## Exercise materials
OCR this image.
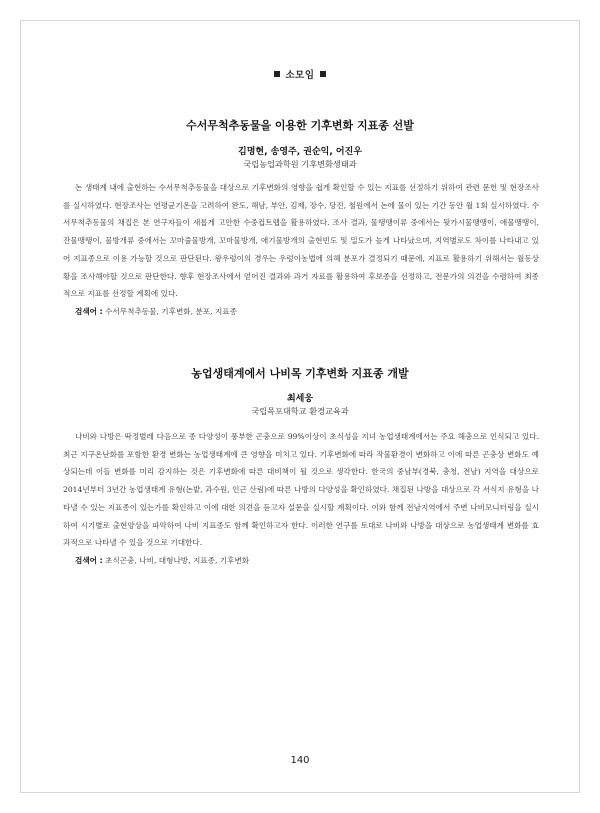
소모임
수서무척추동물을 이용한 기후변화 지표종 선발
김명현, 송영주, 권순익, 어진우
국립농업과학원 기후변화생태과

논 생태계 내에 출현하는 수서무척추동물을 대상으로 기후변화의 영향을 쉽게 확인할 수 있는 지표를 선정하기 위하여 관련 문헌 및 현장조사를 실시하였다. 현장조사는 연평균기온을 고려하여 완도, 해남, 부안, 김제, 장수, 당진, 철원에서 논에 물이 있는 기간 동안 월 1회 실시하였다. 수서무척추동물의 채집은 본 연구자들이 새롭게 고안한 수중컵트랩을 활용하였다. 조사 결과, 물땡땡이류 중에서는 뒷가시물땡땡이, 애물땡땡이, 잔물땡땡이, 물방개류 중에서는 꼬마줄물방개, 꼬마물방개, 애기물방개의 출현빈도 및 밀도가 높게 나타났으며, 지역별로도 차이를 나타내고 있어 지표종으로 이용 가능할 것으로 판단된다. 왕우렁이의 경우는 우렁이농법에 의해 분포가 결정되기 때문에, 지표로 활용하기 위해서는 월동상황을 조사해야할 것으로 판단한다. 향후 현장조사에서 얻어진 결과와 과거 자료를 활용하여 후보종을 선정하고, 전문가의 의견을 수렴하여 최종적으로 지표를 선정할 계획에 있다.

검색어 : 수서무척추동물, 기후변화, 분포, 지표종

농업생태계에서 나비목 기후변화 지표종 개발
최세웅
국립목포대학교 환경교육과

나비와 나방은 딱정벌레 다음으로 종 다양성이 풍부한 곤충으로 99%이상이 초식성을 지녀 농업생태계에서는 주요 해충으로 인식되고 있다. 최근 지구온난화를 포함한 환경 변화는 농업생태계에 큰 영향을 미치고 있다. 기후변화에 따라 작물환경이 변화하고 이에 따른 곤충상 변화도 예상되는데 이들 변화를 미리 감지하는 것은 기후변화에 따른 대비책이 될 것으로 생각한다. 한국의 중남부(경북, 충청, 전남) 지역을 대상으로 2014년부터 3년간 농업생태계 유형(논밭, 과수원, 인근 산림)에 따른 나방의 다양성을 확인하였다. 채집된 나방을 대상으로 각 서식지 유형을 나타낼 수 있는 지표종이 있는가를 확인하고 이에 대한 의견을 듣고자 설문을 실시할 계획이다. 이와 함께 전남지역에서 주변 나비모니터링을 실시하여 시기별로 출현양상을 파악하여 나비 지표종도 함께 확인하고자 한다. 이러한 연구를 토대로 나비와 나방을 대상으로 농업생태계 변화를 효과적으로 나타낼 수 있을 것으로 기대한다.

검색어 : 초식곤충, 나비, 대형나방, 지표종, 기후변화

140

## Exercise goal
Copy all the records above exactly, but leave out the pictures.

## Exercise response
OCR this image.
소모임
수서무척추동물을 이용한 기후변화 지표종 선발
김명현, 송영주, 권순익, 어진우
국립농업과학원 기후변화생태과

논 생태계 내에 출현하는 수서무척추동물을 대상으로 기후변화의 영향을 쉽게 확인할 수 있는 지표를 선정하기 위하여 관련 문헌 및 현장조사를 실시하였다. 현장조사는 연평균기온을 고려하여 완도, 해남, 부안, 김제, 장수, 당진, 철원에서 논에 물이 있는 기간 동안 월 1회 실시하였다. 수서무척추동물의 채집은 본 연구자들이 새롭게 고안한 수중컵트랩을 활용하였다. 조사 결과, 물땡땡이류 중에서는 뒷가시물땡땡이, 애물땡땡이, 잔물땡땡이, 물방개류 중에서는 꼬마줄물방개, 꼬마물방개, 애기물방개의 출현빈도 및 밀도가 높게 나타났으며, 지역별로도 차이를 나타내고 있어 지표종으로 이용 가능할 것으로 판단된다. 왕우렁이의 경우는 우렁이농법에 의해 분포가 결정되기 때문에, 지표로 활용하기 위해서는 월동상황을 조사해야할 것으로 판단한다. 향후 현장조사에서 얻어진 결과와 과거 자료를 활용하여 후보종을 선정하고, 전문가의 의견을 수렴하여 최종적으로 지표를 선정할 계획에 있다.

검색어 : 수서무척추동물, 기후변화, 분포, 지표종

농업생태계에서 나비목 기후변화 지표종 개발
최세웅
국립목포대학교 환경교육과

나비와 나방은 딱정벌레 다음으로 종 다양성이 풍부한 곤충으로 99%이상이 초식성을 지녀 농업생태계에서는 주요 해충으로 인식되고 있다. 최근 지구온난화를 포함한 환경 변화는 농업생태계에 큰 영향을 미치고 있다. 기후변화에 따라 작물환경이 변화하고 이에 따른 곤충상 변화도 예상되는데 이들 변화를 미리 감지하는 것은 기후변화에 따른 대비책이 될 것으로 생각한다. 한국의 중남부(경북, 충청, 전남) 지역을 대상으로 2014년부터 3년간 농업생태계 유형(논밭, 과수원, 인근 산림)에 따른 나방의 다양성을 확인하였다. 채집된 나방을 대상으로 각 서식지 유형을 나타낼 수 있는 지표종이 있는가를 확인하고 이에 대한 의견을 듣고자 설문을 실시할 계획이다. 이와 함께 전남지역에서 주변 나비모니터링을 실시하여 시기별로 출현양상을 파악하여 나비 지표종도 함께 확인하고자 한다. 이러한 연구를 토대로 나비와 나방을 대상으로 농업생태계 변화를 효과적으로 나타낼 수 있을 것으로 기대한다.

검색어 : 초식곤충, 나비, 대형나방, 지표종, 기후변화

140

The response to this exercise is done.